### What is asked
The entries that follow should be written out exactly.

Source data
---------------

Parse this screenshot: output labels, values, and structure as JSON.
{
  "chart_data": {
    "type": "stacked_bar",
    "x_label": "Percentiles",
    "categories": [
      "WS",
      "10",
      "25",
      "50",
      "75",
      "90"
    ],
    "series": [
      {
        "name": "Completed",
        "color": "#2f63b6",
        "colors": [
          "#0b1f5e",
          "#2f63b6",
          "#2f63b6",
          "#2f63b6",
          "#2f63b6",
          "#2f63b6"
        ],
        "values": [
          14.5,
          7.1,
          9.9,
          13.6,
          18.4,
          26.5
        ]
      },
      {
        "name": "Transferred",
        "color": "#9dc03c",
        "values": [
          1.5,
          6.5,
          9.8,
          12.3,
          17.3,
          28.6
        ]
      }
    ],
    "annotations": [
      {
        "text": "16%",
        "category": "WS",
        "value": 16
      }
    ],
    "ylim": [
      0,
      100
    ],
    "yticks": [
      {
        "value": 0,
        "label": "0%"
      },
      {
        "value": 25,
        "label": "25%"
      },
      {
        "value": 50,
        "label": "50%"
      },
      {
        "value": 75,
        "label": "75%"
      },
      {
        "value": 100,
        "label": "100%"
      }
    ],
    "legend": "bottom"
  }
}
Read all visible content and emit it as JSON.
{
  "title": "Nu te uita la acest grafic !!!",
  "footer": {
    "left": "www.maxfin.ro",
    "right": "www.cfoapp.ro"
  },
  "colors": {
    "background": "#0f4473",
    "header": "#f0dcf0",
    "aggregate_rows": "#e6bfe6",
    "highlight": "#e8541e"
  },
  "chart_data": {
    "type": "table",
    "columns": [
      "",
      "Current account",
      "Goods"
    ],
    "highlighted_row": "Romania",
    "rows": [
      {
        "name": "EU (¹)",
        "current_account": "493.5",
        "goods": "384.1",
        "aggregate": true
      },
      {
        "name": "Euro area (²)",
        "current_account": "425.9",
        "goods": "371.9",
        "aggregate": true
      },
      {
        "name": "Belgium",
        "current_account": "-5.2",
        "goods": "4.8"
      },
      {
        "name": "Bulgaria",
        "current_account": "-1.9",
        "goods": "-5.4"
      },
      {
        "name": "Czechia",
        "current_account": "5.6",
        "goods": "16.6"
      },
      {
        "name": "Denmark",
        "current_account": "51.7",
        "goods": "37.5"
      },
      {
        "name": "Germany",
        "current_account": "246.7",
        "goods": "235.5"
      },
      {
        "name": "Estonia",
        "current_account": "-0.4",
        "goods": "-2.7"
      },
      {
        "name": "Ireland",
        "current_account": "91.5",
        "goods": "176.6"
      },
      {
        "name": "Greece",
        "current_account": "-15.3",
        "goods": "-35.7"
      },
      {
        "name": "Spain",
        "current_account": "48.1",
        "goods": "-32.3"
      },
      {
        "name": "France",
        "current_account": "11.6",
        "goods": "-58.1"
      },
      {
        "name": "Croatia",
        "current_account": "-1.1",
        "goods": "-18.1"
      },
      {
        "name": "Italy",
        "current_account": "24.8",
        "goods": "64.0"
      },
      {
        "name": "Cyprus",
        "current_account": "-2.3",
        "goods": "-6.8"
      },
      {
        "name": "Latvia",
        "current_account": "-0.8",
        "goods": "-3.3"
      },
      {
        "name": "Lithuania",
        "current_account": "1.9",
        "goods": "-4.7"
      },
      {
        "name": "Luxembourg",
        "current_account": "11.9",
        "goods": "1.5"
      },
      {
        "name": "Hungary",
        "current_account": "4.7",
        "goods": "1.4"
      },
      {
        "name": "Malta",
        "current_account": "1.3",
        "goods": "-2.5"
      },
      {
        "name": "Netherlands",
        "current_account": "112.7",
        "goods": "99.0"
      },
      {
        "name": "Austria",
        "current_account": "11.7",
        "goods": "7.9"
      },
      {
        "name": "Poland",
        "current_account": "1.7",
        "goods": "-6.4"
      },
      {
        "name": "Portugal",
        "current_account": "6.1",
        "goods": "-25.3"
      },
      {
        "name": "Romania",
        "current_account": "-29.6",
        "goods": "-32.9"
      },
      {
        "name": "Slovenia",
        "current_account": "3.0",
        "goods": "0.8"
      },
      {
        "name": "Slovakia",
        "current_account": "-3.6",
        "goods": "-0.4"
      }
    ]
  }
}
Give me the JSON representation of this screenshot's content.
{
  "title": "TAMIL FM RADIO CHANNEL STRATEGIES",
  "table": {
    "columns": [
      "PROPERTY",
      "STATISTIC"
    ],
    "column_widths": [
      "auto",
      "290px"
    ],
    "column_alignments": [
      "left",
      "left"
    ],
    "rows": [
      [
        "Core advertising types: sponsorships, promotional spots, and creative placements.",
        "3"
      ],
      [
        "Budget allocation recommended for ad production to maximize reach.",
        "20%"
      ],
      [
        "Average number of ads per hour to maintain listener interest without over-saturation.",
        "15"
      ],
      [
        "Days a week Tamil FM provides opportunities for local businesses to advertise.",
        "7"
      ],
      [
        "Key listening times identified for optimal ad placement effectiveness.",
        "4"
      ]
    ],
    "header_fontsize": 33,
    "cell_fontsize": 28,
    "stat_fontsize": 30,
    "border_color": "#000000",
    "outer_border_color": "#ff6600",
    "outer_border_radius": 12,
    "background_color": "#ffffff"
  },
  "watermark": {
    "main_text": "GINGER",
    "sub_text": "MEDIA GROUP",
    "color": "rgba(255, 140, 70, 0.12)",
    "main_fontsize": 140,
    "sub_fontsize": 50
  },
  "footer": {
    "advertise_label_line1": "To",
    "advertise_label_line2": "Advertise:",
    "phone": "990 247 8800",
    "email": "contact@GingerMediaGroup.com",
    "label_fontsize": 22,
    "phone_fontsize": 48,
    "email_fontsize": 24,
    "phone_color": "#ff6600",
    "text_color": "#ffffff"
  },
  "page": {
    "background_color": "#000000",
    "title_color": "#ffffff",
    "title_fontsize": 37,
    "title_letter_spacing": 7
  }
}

---------------

### The solution
Parse this screenshot: output labels, values, and structure as JSON.
{
  "chart_data": {
    "type": "stacked_bar",
    "x_label": "Percentiles",
    "categories": [
      "WS",
      "10",
      "25",
      "50",
      "75",
      "90"
    ],
    "series": [
      {
        "name": "Completed",
        "color": "#2f63b6",
        "colors": [
          "#0b1f5e",
          "#2f63b6",
          "#2f63b6",
          "#2f63b6",
          "#2f63b6",
          "#2f63b6"
        ],
        "values": [
          14.5,
          7.1,
          9.9,
          13.6,
          18.4,
          26.5
        ]
      },
      {
        "name": "Transferred",
        "color": "#9dc03c",
        "values": [
          1.5,
          6.5,
          9.8,
          12.3,
          17.3,
          28.6
        ]
      }
    ],
    "annotations": [
      {
        "text": "16%",
        "category": "WS",
        "value": 16
      }
    ],
    "ylim": [
      0,
      100
    ],
    "yticks": [
      {
        "value": 0,
        "label": "0%"
      },
      {
        "value": 25,
        "label": "25%"
      },
      {
        "value": 50,
        "label": "50%"
      },
      {
        "value": 75,
        "label": "75%"
      },
      {
        "value": 100,
        "label": "100%"
      }
    ],
    "legend": "bottom"
  }
}
Read all visible content and emit it as JSON.
{
  "title": "Nu te uita la acest grafic !!!",
  "footer": {
    "left": "www.maxfin.ro",
    "right": "www.cfoapp.ro"
  },
  "colors": {
    "background": "#0f4473",
    "header": "#f0dcf0",
    "aggregate_rows": "#e6bfe6",
    "highlight": "#e8541e"
  },
  "chart_data": {
    "type": "table",
    "columns": [
      "",
      "Current account",
      "Goods"
    ],
    "highlighted_row": "Romania",
    "rows": [
      {
        "name": "EU (¹)",
        "current_account": "493.5",
        "goods": "384.1",
        "aggregate": true
      },
      {
        "name": "Euro area (²)",
        "current_account": "425.9",
        "goods": "371.9",
        "aggregate": true
      },
      {
        "name": "Belgium",
        "current_account": "-5.2",
        "goods": "4.8"
      },
      {
        "name": "Bulgaria",
        "current_account": "-1.9",
        "goods": "-5.4"
      },
      {
        "name": "Czechia",
        "current_account": "5.6",
        "goods": "16.6"
      },
      {
        "name": "Denmark",
        "current_account": "51.7",
        "goods": "37.5"
      },
      {
        "name": "Germany",
        "current_account": "246.7",
        "goods": "235.5"
      },
      {
        "name": "Estonia",
        "current_account": "-0.4",
        "goods": "-2.7"
      },
      {
        "name": "Ireland",
        "current_account": "91.5",
        "goods": "176.6"
      },
      {
        "name": "Greece",
        "current_account": "-15.3",
        "goods": "-35.7"
      },
      {
        "name": "Spain",
        "current_account": "48.1",
        "goods": "-32.3"
      },
      {
        "name": "France",
        "current_account": "11.6",
        "goods": "-58.1"
      },
      {
        "name": "Croatia",
        "current_account": "-1.1",
        "goods": "-18.1"
      },
      {
        "name": "Italy",
        "current_account": "24.8",
        "goods": "64.0"
      },
      {
        "name": "Cyprus",
        "current_account": "-2.3",
        "goods": "-6.8"
      },
      {
        "name": "Latvia",
        "current_account": "-0.8",
        "goods": "-3.3"
      },
      {
        "name": "Lithuania",
        "current_account": "1.9",
        "goods": "-4.7"
      },
      {
        "name": "Luxembourg",
        "current_account": "11.9",
        "goods": "1.5"
      },
      {
        "name": "Hungary",
        "current_account": "4.7",
        "goods": "1.4"
      },
      {
        "name": "Malta",
        "current_account": "1.3",
        "goods": "-2.5"
      },
      {
        "name": "Netherlands",
        "current_account": "112.7",
        "goods": "99.0"
      },
      {
        "name": "Austria",
        "current_account": "11.7",
        "goods": "7.9"
      },
      {
        "name": "Poland",
        "current_account": "1.7",
        "goods": "-6.4"
      },
      {
        "name": "Portugal",
        "current_account": "6.1",
        "goods": "-25.3"
      },
      {
        "name": "Romania",
        "current_account": "-29.6",
        "goods": "-32.9"
      },
      {
        "name": "Slovenia",
        "current_account": "3.0",
        "goods": "0.8"
      },
      {
        "name": "Slovakia",
        "current_account": "-3.6",
        "goods": "-0.4"
      }
    ]
  }
}
Give me the JSON representation of this screenshot's content.
{
  "title": "TAMIL FM RADIO CHANNEL STRATEGIES",
  "table": {
    "columns": [
      "PROPERTY",
      "STATISTIC"
    ],
    "column_widths": [
      "auto",
      "290px"
    ],
    "column_alignments": [
      "left",
      "left"
    ],
    "rows": [
      [
        "Core advertising types: sponsorships, promotional spots, and creative placements.",
        "3"
      ],
      [
        "Budget allocation recommended for ad production to maximize reach.",
        "20%"
      ],
      [
        "Average number of ads per hour to maintain listener interest without over-saturation.",
        "15"
      ],
      [
        "Days a week Tamil FM provides opportunities for local businesses to advertise.",
        "7"
      ],
      [
        "Key listening times identified for optimal ad placement effectiveness.",
        "4"
      ]
    ],
    "header_fontsize": 33,
    "cell_fontsize": 28,
    "stat_fontsize": 30,
    "border_color": "#000000",
    "outer_border_color": "#ff6600",
    "outer_border_radius": 12,
    "background_color": "#ffffff"
  },
  "watermark": {
    "main_text": "GINGER",
    "sub_text": "MEDIA GROUP",
    "color": "rgba(255, 140, 70, 0.12)",
    "main_fontsize": 140,
    "sub_fontsize": 50
  },
  "footer": {
    "advertise_label_line1": "To",
    "advertise_label_line2": "Advertise:",
    "phone": "990 247 8800",
    "email": "contact@GingerMediaGroup.com",
    "label_fontsize": 22,
    "phone_fontsize": 48,
    "email_fontsize": 24,
    "phone_color": "#ff6600",
    "text_color": "#ffffff"
  },
  "page": {
    "background_color": "#000000",
    "title_color": "#ffffff",
    "title_fontsize": 37,
    "title_letter_spacing": 7
  }
}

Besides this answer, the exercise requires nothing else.